> [Stated exercise]: Reproduce all records verbatim.

Saved entries
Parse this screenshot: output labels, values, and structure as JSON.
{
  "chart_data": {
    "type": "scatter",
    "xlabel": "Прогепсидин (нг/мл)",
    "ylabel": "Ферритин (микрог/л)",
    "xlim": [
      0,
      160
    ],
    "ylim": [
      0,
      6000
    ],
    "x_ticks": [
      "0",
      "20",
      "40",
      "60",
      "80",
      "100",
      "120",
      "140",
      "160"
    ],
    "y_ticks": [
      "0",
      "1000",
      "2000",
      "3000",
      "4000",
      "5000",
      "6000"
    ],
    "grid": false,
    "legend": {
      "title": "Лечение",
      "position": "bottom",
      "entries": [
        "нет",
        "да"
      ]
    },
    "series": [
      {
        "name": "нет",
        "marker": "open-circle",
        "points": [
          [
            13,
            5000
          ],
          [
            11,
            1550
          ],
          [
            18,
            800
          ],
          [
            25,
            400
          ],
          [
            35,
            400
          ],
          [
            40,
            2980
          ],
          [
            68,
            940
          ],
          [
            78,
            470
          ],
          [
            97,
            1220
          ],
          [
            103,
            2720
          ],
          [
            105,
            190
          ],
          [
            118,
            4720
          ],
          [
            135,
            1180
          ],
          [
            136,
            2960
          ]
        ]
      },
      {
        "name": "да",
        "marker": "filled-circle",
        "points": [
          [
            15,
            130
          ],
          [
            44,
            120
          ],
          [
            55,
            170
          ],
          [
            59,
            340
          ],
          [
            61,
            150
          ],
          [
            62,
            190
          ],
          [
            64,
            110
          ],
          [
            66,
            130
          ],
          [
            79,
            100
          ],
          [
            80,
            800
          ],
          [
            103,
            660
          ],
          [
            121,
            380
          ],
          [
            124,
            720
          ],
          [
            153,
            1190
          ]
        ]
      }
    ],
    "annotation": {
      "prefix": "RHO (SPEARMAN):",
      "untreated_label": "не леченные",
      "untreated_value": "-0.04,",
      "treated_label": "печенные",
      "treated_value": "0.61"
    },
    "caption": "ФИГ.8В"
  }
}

> [Response below]:
Parse this screenshot: output labels, values, and structure as JSON.
{
  "chart_data": {
    "type": "scatter",
    "xlabel": "Прогепсидин (нг/мл)",
    "ylabel": "Ферритин (микрог/л)",
    "xlim": [
      0,
      160
    ],
    "ylim": [
      0,
      6000
    ],
    "x_ticks": [
      "0",
      "20",
      "40",
      "60",
      "80",
      "100",
      "120",
      "140",
      "160"
    ],
    "y_ticks": [
      "0",
      "1000",
      "2000",
      "3000",
      "4000",
      "5000",
      "6000"
    ],
    "grid": false,
    "legend": {
      "title": "Лечение",
      "position": "bottom",
      "entries": [
        "нет",
        "да"
      ]
    },
    "series": [
      {
        "name": "нет",
        "marker": "open-circle",
        "points": [
          [
            13,
            5000
          ],
          [
            11,
            1550
          ],
          [
            18,
            800
          ],
          [
            25,
            400
          ],
          [
            35,
            400
          ],
          [
            40,
            2980
          ],
          [
            68,
            940
          ],
          [
            78,
            470
          ],
          [
            97,
            1220
          ],
          [
            103,
            2720
          ],
          [
            105,
            190
          ],
          [
            118,
            4720
          ],
          [
            135,
            1180
          ],
          [
            136,
            2960
          ]
        ]
      },
      {
        "name": "да",
        "marker": "filled-circle",
        "points": [
          [
            15,
            130
          ],
          [
            44,
            120
          ],
          [
            55,
            170
          ],
          [
            59,
            340
          ],
          [
            61,
            150
          ],
          [
            62,
            190
          ],
          [
            64,
            110
          ],
          [
            66,
            130
          ],
          [
            79,
            100
          ],
          [
            80,
            800
          ],
          [
            103,
            660
          ],
          [
            121,
            380
          ],
          [
            124,
            720
          ],
          [
            153,
            1190
          ]
        ]
      }
    ],
    "annotation": {
      "prefix": "RHO (SPEARMAN):",
      "untreated_label": "не леченные",
      "untreated_value": "-0.04,",
      "treated_label": "печенные",
      "treated_value": "0.61"
    },
    "caption": "ФИГ.8В"
  }
}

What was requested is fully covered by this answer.